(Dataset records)
######

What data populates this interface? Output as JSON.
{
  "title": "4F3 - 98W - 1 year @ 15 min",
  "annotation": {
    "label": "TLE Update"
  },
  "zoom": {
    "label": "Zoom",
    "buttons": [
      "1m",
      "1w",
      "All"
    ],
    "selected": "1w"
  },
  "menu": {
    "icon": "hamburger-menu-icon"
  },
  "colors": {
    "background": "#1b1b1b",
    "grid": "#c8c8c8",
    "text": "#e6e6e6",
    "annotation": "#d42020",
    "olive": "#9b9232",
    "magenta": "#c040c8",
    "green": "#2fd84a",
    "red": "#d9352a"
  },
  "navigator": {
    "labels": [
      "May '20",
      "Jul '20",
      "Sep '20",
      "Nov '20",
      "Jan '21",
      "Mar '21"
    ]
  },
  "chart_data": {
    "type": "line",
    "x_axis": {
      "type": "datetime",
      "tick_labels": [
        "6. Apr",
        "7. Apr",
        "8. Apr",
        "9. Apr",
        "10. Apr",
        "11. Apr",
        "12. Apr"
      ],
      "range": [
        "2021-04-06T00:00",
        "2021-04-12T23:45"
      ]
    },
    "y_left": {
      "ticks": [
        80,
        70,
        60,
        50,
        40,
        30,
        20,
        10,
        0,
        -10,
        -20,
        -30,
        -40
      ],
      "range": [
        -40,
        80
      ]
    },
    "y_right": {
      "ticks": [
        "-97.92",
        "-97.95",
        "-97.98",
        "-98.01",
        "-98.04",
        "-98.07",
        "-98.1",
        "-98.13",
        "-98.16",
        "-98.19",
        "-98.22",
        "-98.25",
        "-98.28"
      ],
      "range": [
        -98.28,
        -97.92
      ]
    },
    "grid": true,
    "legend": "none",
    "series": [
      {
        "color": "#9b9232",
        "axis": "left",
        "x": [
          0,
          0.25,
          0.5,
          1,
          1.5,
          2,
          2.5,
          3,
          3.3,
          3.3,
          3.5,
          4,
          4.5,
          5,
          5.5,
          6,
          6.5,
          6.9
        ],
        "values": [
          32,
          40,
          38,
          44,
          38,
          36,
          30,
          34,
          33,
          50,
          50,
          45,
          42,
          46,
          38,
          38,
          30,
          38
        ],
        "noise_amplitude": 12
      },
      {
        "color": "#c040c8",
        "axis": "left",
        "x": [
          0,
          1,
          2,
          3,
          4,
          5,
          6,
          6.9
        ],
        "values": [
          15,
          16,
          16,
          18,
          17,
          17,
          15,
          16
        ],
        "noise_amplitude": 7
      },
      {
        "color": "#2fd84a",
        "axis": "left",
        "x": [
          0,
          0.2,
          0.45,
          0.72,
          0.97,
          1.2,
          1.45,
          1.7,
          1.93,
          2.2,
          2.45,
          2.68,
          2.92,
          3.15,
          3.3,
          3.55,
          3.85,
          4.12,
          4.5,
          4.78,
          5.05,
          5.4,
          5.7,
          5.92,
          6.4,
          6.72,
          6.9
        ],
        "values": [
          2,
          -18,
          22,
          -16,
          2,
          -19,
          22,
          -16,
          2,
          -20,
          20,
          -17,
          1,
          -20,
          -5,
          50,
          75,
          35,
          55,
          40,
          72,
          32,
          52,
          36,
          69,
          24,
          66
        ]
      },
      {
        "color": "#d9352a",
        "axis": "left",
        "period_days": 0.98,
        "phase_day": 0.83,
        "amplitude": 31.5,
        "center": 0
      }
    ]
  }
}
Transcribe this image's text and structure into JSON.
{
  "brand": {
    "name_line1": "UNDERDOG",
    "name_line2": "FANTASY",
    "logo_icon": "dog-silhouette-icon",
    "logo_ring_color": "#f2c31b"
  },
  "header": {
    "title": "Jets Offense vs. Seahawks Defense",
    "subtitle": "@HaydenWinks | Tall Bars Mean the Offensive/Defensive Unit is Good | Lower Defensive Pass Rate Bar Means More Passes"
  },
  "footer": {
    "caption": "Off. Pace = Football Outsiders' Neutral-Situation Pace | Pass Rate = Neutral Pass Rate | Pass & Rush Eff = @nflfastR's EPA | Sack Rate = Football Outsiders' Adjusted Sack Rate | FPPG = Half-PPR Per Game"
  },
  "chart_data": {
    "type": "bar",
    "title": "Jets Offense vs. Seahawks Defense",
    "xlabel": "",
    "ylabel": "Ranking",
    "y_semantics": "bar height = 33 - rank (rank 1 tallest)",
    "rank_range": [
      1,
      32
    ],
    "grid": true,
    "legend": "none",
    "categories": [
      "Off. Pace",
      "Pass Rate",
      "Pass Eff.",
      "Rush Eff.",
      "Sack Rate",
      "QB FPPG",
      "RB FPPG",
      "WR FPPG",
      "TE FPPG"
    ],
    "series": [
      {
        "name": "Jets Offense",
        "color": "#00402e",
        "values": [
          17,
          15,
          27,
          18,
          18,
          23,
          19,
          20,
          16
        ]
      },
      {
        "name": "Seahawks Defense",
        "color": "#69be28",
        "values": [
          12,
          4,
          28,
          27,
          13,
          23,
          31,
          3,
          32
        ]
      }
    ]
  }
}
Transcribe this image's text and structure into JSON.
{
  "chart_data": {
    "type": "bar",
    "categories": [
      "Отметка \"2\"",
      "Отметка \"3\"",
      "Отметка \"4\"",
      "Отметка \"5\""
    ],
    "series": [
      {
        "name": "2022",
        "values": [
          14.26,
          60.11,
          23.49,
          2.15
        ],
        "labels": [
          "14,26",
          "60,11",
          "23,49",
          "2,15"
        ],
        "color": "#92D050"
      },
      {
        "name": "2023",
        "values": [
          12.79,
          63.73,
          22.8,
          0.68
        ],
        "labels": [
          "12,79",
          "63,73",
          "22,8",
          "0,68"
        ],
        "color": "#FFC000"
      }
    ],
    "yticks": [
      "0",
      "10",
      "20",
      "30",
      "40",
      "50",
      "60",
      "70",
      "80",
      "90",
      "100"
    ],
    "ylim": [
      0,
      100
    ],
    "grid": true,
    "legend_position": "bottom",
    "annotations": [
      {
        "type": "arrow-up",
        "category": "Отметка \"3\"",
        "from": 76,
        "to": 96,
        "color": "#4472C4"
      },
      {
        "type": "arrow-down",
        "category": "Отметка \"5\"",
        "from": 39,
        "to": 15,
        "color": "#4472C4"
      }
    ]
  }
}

######

Given instruction: Every record above should be copied exactly.

Task solution:
What data populates this interface? Output as JSON.
{
  "title": "4F3 - 98W - 1 year @ 15 min",
  "annotation": {
    "label": "TLE Update"
  },
  "zoom": {
    "label": "Zoom",
    "buttons": [
      "1m",
      "1w",
      "All"
    ],
    "selected": "1w"
  },
  "menu": {
    "icon": "hamburger-menu-icon"
  },
  "colors": {
    "background": "#1b1b1b",
    "grid": "#c8c8c8",
    "text": "#e6e6e6",
    "annotation": "#d42020",
    "olive": "#9b9232",
    "magenta": "#c040c8",
    "green": "#2fd84a",
    "red": "#d9352a"
  },
  "navigator": {
    "labels": [
      "May '20",
      "Jul '20",
      "Sep '20",
      "Nov '20",
      "Jan '21",
      "Mar '21"
    ]
  },
  "chart_data": {
    "type": "line",
    "x_axis": {
      "type": "datetime",
      "tick_labels": [
        "6. Apr",
        "7. Apr",
        "8. Apr",
        "9. Apr",
        "10. Apr",
        "11. Apr",
        "12. Apr"
      ],
      "range": [
        "2021-04-06T00:00",
        "2021-04-12T23:45"
      ]
    },
    "y_left": {
      "ticks": [
        80,
        70,
        60,
        50,
        40,
        30,
        20,
        10,
        0,
        -10,
        -20,
        -30,
        -40
      ],
      "range": [
        -40,
        80
      ]
    },
    "y_right": {
      "ticks": [
        "-97.92",
        "-97.95",
        "-97.98",
        "-98.01",
        "-98.04",
        "-98.07",
        "-98.1",
        "-98.13",
        "-98.16",
        "-98.19",
        "-98.22",
        "-98.25",
        "-98.28"
      ],
      "range": [
        -98.28,
        -97.92
      ]
    },
    "grid": true,
    "legend": "none",
    "series": [
      {
        "color": "#9b9232",
        "axis": "left",
        "x": [
          0,
          0.25,
          0.5,
          1,
          1.5,
          2,
          2.5,
          3,
          3.3,
          3.3,
          3.5,
          4,
          4.5,
          5,
          5.5,
          6,
          6.5,
          6.9
        ],
        "values": [
          32,
          40,
          38,
          44,
          38,
          36,
          30,
          34,
          33,
          50,
          50,
          45,
          42,
          46,
          38,
          38,
          30,
          38
        ],
        "noise_amplitude": 12
      },
      {
        "color": "#c040c8",
        "axis": "left",
        "x": [
          0,
          1,
          2,
          3,
          4,
          5,
          6,
          6.9
        ],
        "values": [
          15,
          16,
          16,
          18,
          17,
          17,
          15,
          16
        ],
        "noise_amplitude": 7
      },
      {
        "color": "#2fd84a",
        "axis": "left",
        "x": [
          0,
          0.2,
          0.45,
          0.72,
          0.97,
          1.2,
          1.45,
          1.7,
          1.93,
          2.2,
          2.45,
          2.68,
          2.92,
          3.15,
          3.3,
          3.55,
          3.85,
          4.12,
          4.5,
          4.78,
          5.05,
          5.4,
          5.7,
          5.92,
          6.4,
          6.72,
          6.9
        ],
        "values": [
          2,
          -18,
          22,
          -16,
          2,
          -19,
          22,
          -16,
          2,
          -20,
          20,
          -17,
          1,
          -20,
          -5,
          50,
          75,
          35,
          55,
          40,
          72,
          32,
          52,
          36,
          69,
          24,
          66
        ]
      },
      {
        "color": "#d9352a",
        "axis": "left",
        "period_days": 0.98,
        "phase_day": 0.83,
        "amplitude": 31.5,
        "center": 0
      }
    ]
  }
}
Transcribe this image's text and structure into JSON.
{
  "brand": {
    "name_line1": "UNDERDOG",
    "name_line2": "FANTASY",
    "logo_icon": "dog-silhouette-icon",
    "logo_ring_color": "#f2c31b"
  },
  "header": {
    "title": "Jets Offense vs. Seahawks Defense",
    "subtitle": "@HaydenWinks | Tall Bars Mean the Offensive/Defensive Unit is Good | Lower Defensive Pass Rate Bar Means More Passes"
  },
  "footer": {
    "caption": "Off. Pace = Football Outsiders' Neutral-Situation Pace | Pass Rate = Neutral Pass Rate | Pass & Rush Eff = @nflfastR's EPA | Sack Rate = Football Outsiders' Adjusted Sack Rate | FPPG = Half-PPR Per Game"
  },
  "chart_data": {
    "type": "bar",
    "title": "Jets Offense vs. Seahawks Defense",
    "xlabel": "",
    "ylabel": "Ranking",
    "y_semantics": "bar height = 33 - rank (rank 1 tallest)",
    "rank_range": [
      1,
      32
    ],
    "grid": true,
    "legend": "none",
    "categories": [
      "Off. Pace",
      "Pass Rate",
      "Pass Eff.",
      "Rush Eff.",
      "Sack Rate",
      "QB FPPG",
      "RB FPPG",
      "WR FPPG",
      "TE FPPG"
    ],
    "series": [
      {
        "name": "Jets Offense",
        "color": "#00402e",
        "values": [
          17,
          15,
          27,
          18,
          18,
          23,
          19,
          20,
          16
        ]
      },
      {
        "name": "Seahawks Defense",
        "color": "#69be28",
        "values": [
          12,
          4,
          28,
          27,
          13,
          23,
          31,
          3,
          32
        ]
      }
    ]
  }
}
Transcribe this image's text and structure into JSON.
{
  "chart_data": {
    "type": "bar",
    "categories": [
      "Отметка \"2\"",
      "Отметка \"3\"",
      "Отметка \"4\"",
      "Отметка \"5\""
    ],
    "series": [
      {
        "name": "2022",
        "values": [
          14.26,
          60.11,
          23.49,
          2.15
        ],
        "labels": [
          "14,26",
          "60,11",
          "23,49",
          "2,15"
        ],
        "color": "#92D050"
      },
      {
        "name": "2023",
        "values": [
          12.79,
          63.73,
          22.8,
          0.68
        ],
        "labels": [
          "12,79",
          "63,73",
          "22,8",
          "0,68"
        ],
        "color": "#FFC000"
      }
    ],
    "yticks": [
      "0",
      "10",
      "20",
      "30",
      "40",
      "50",
      "60",
      "70",
      "80",
      "90",
      "100"
    ],
    "ylim": [
      0,
      100
    ],
    "grid": true,
    "legend_position": "bottom",
    "annotations": [
      {
        "type": "arrow-up",
        "category": "Отметка \"3\"",
        "from": 76,
        "to": 96,
        "color": "#4472C4"
      },
      {
        "type": "arrow-down",
        "category": "Отметка \"5\"",
        "from": 39,
        "to": 15,
        "color": "#4472C4"
      }
    ]
  }
}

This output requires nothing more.